▸ Written instruction
Would you repeat the listing exactly but omit every picture?

Saved entries
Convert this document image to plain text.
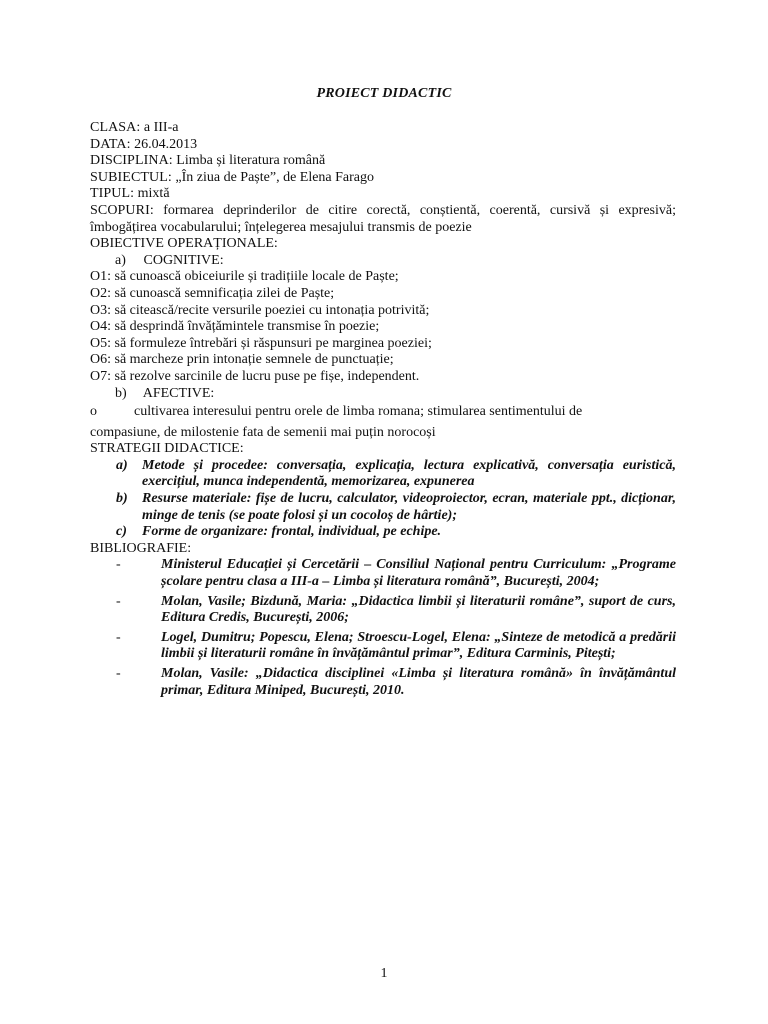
PROIECT DIDACTIC
CLASA: a III-a
DATA: 26.04.2013
DISCIPLINA: Limba și literatura română
SUBIECTUL: „În ziua de Paște”, de Elena Farago
TIPUL: mixtă
SCOPURI: formarea deprinderilor de citire corectă, conștientă, coerentă, cursivă și expresivă; îmbogățirea vocabularului; înțelegerea mesajului transmis de poezie
OBIECTIVE OPERAȚIONALE:
a) COGNITIVE:
O1: să cunoască obiceiurile și tradițiile locale de Paște;
O2: să cunoască semnificația zilei de Paște;
O3: să citească/recite versurile poeziei cu intonația potrivită;
O4: să desprindă învățămintele transmise în poezie;
O5: să formuleze întrebări și răspunsuri pe marginea poeziei;
O6: să marcheze prin intonație semnele de punctuație;
O7: să rezolve sarcinile de lucru puse pe fișe, independent.
b) AFECTIVE:
o	cultivarea interesului pentru orele de limba romana; stimularea sentimentului de
compasiune, de milostenie fata de semenii mai puțin norocoși
STRATEGII DIDACTICE:
a)	Metode și procedee: conversația, explicația, lectura explicativă, conversația euristică, exercițiul, munca independentă, memorizarea, expunerea
b)	Resurse materiale: fișe de lucru, calculator, videoproiector, ecran, materiale ppt., dicționar, minge de tenis (se poate folosi și un cocoloș de hârtie);
c)	Forme de organizare: frontal, individual, pe echipe.
BIBLIOGRAFIE:
-	Ministerul Educației și Cercetării – Consiliul Național pentru Curriculum: „Programe școlare pentru clasa a III-a – Limba și literatura română”, București, 2004;
-	Molan, Vasile; Bizdună, Maria: „Didactica limbii și literaturii române”, suport de curs, Editura Credis, București, 2006;
-	Logel, Dumitru; Popescu, Elena; Stroescu-Logel, Elena: „Sinteze de metodică a predării limbii și literaturii române în învățământul primar”, Editura Carminis, Pitești;
-	Molan, Vasile: „Didactica disciplinei «Limba și literatura română» în învățământul primar, Editura Miniped, București, 2010.
1
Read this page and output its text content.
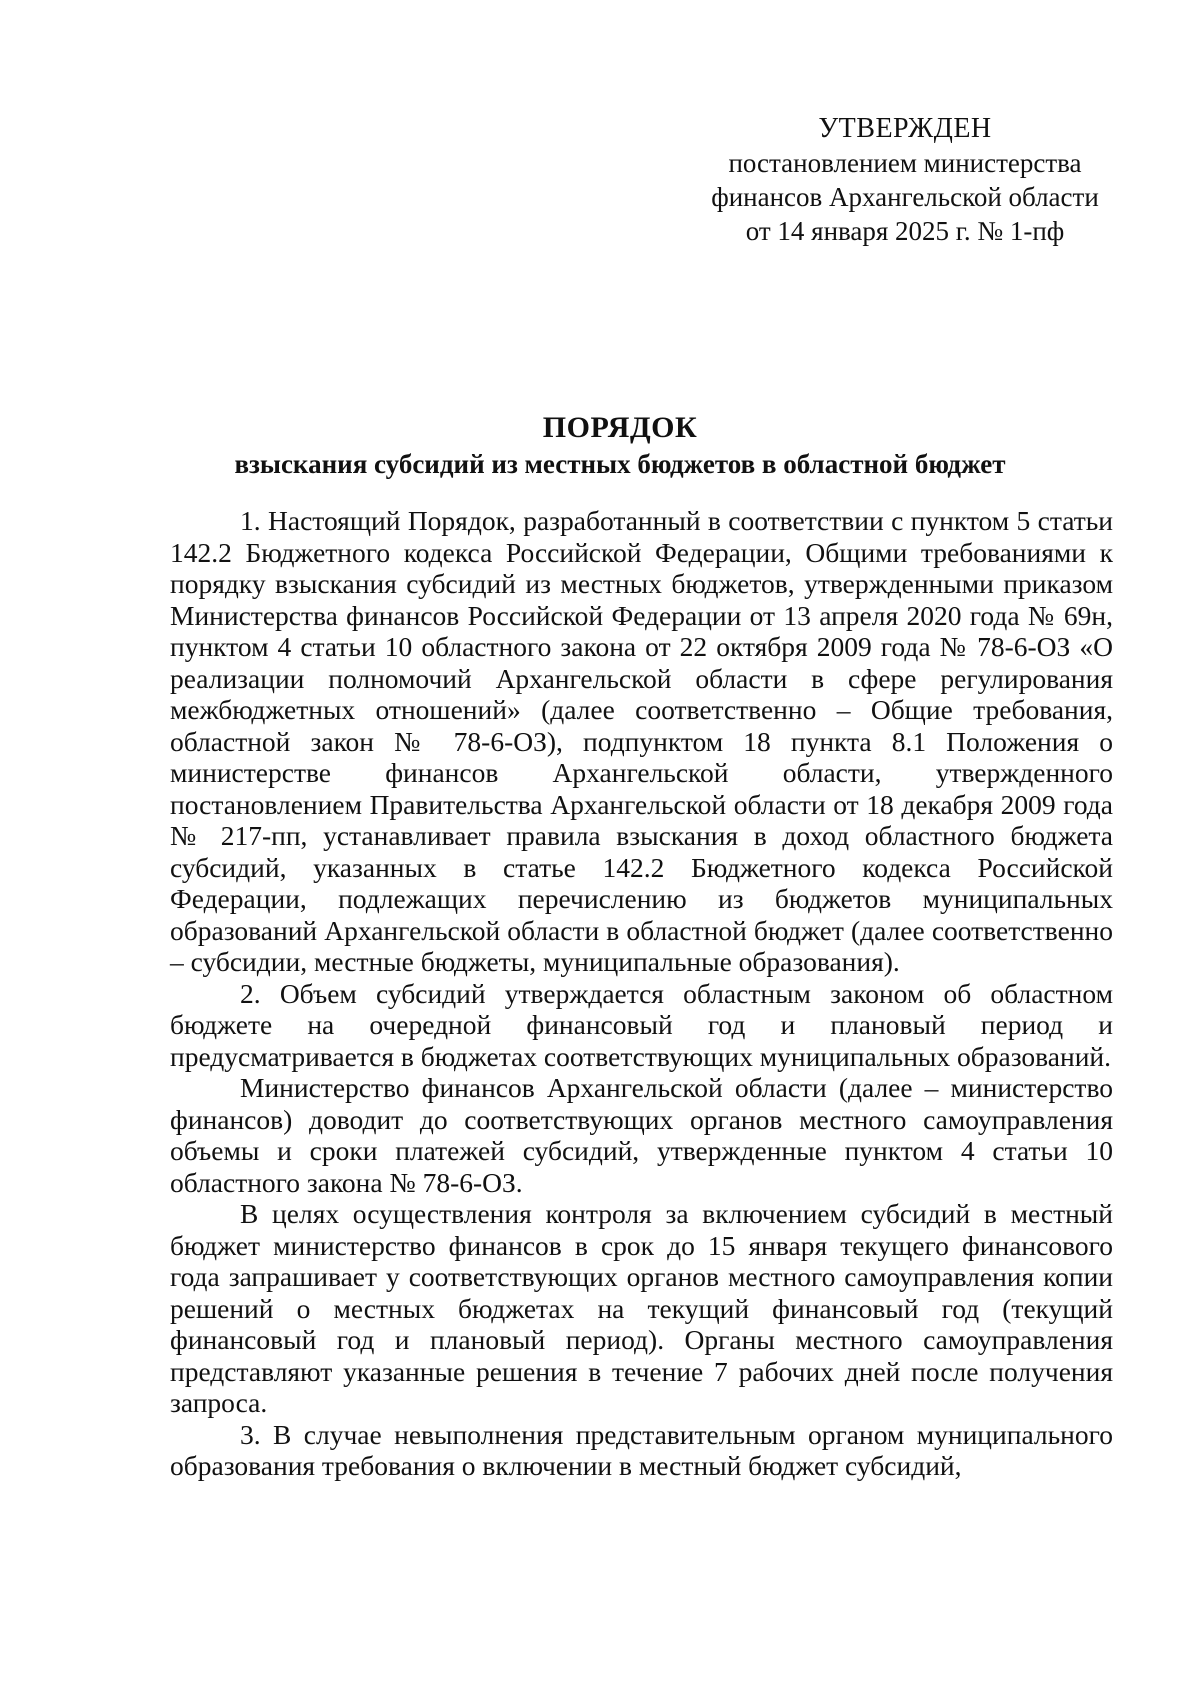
УТВЕРЖДЕН
постановлением министерства
финансов Архангельской области
от 14 января 2025 г. № 1-пф
ПОРЯДОК
взыскания субсидий из местных бюджетов в областной бюджет

1. Настоящий Порядок, разработанный в соответствии с пунктом 5 статьи 142.2 Бюджетного кодекса Российской Федерации, Общими требованиями к порядку взыскания субсидий из местных бюджетов, утвержденными приказом Министерства финансов Российской Федерации от 13 апреля 2020 года № 69н, пунктом 4 статьи 10 областного закона от 22 октября 2009 года № 78-6-ОЗ «О реализации полномочий Архангельской области в сфере регулирования межбюджетных отношений» (далее соответственно – Общие требования, областной закон № 78-6-ОЗ), подпунктом 18 пункта 8.1 Положения о министерстве финансов Архангельской области, утвержденного постановлением Правительства Архангельской области от 18 декабря 2009 года № 217-пп, устанавливает правила взыскания в доход областного бюджета субсидий, указанных в статье 142.2 Бюджетного кодекса Российской Федерации, подлежащих перечислению из бюджетов муниципальных образований Архангельской области в областной бюджет (далее соответственно – субсидии, местные бюджеты, муниципальные образования).

2. Объем субсидий утверждается областным законом об областном бюджете на очередной финансовый год и плановый период и предусматривается в бюджетах соответствующих муниципальных образований.

Министерство финансов Архангельской области (далее – министерство финансов) доводит до соответствующих органов местного самоуправления объемы и сроки платежей субсидий, утвержденные пунктом 4 статьи 10 областного закона № 78-6-ОЗ.

В целях осуществления контроля за включением субсидий в местный бюджет министерство финансов в срок до 15 января текущего финансового года запрашивает у соответствующих органов местного самоуправления копии решений о местных бюджетах на текущий финансовый год (текущий финансовый год и плановый период). Органы местного самоуправления представляют указанные решения в течение 7 рабочих дней после получения запроса.

3. В случае невыполнения представительным органом муниципального образования требования о включении в местный бюджет субсидий,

▸ Correct result
Convert this document image to plain text.
PROIECT DIDACTIC
CLASA: a III-a
DATA: 26.04.2013
DISCIPLINA: Limba și literatura română
SUBIECTUL: „În ziua de Paște”, de Elena Farago
TIPUL: mixtă
SCOPURI: formarea deprinderilor de citire corectă, conștientă, coerentă, cursivă și expresivă; îmbogățirea vocabularului; înțelegerea mesajului transmis de poezie
OBIECTIVE OPERAȚIONALE:
a) COGNITIVE:
O1: să cunoască obiceiurile și tradițiile locale de Paște;
O2: să cunoască semnificația zilei de Paște;
O3: să citească/recite versurile poeziei cu intonația potrivită;
O4: să desprindă învățămintele transmise în poezie;
O5: să formuleze întrebări și răspunsuri pe marginea poeziei;
O6: să marcheze prin intonație semnele de punctuație;
O7: să rezolve sarcinile de lucru puse pe fișe, independent.
b) AFECTIVE:
o	cultivarea interesului pentru orele de limba romana; stimularea sentimentului de
compasiune, de milostenie fata de semenii mai puțin norocoși
STRATEGII DIDACTICE:
a)	Metode și procedee: conversația, explicația, lectura explicativă, conversația euristică, exercițiul, munca independentă, memorizarea, expunerea
b)	Resurse materiale: fișe de lucru, calculator, videoproiector, ecran, materiale ppt., dicționar, minge de tenis (se poate folosi și un cocoloș de hârtie);
c)	Forme de organizare: frontal, individual, pe echipe.
BIBLIOGRAFIE:
-	Ministerul Educației și Cercetării – Consiliul Național pentru Curriculum: „Programe școlare pentru clasa a III-a – Limba și literatura română”, București, 2004;
-	Molan, Vasile; Bizdună, Maria: „Didactica limbii și literaturii române”, suport de curs, Editura Credis, București, 2006;
-	Logel, Dumitru; Popescu, Elena; Stroescu-Logel, Elena: „Sinteze de metodică a predării limbii și literaturii române în învățământul primar”, Editura Carminis, Pitești;
-	Molan, Vasile: „Didactica disciplinei «Limba și literatura română» în învățământul primar, Editura Miniped, București, 2010.
1
Read this page and output its text content.
УТВЕРЖДЕН
постановлением министерства
финансов Архангельской области
от 14 января 2025 г. № 1-пф
ПОРЯДОК
взыскания субсидий из местных бюджетов в областной бюджет

1. Настоящий Порядок, разработанный в соответствии с пунктом 5 статьи 142.2 Бюджетного кодекса Российской Федерации, Общими требованиями к порядку взыскания субсидий из местных бюджетов, утвержденными приказом Министерства финансов Российской Федерации от 13 апреля 2020 года № 69н, пунктом 4 статьи 10 областного закона от 22 октября 2009 года № 78-6-ОЗ «О реализации полномочий Архангельской области в сфере регулирования межбюджетных отношений» (далее соответственно – Общие требования, областной закон № 78-6-ОЗ), подпунктом 18 пункта 8.1 Положения о министерстве финансов Архангельской области, утвержденного постановлением Правительства Архангельской области от 18 декабря 2009 года № 217-пп, устанавливает правила взыскания в доход областного бюджета субсидий, указанных в статье 142.2 Бюджетного кодекса Российской Федерации, подлежащих перечислению из бюджетов муниципальных образований Архангельской области в областной бюджет (далее соответственно – субсидии, местные бюджеты, муниципальные образования).

2. Объем субсидий утверждается областным законом об областном бюджете на очередной финансовый год и плановый период и предусматривается в бюджетах соответствующих муниципальных образований.

Министерство финансов Архангельской области (далее – министерство финансов) доводит до соответствующих органов местного самоуправления объемы и сроки платежей субсидий, утвержденные пунктом 4 статьи 10 областного закона № 78-6-ОЗ.

В целях осуществления контроля за включением субсидий в местный бюджет министерство финансов в срок до 15 января текущего финансового года запрашивает у соответствующих органов местного самоуправления копии решений о местных бюджетах на текущий финансовый год (текущий финансовый год и плановый период). Органы местного самоуправления представляют указанные решения в течение 7 рабочих дней после получения запроса.

3. В случае невыполнения представительным органом муниципального образования требования о включении в местный бюджет субсидий,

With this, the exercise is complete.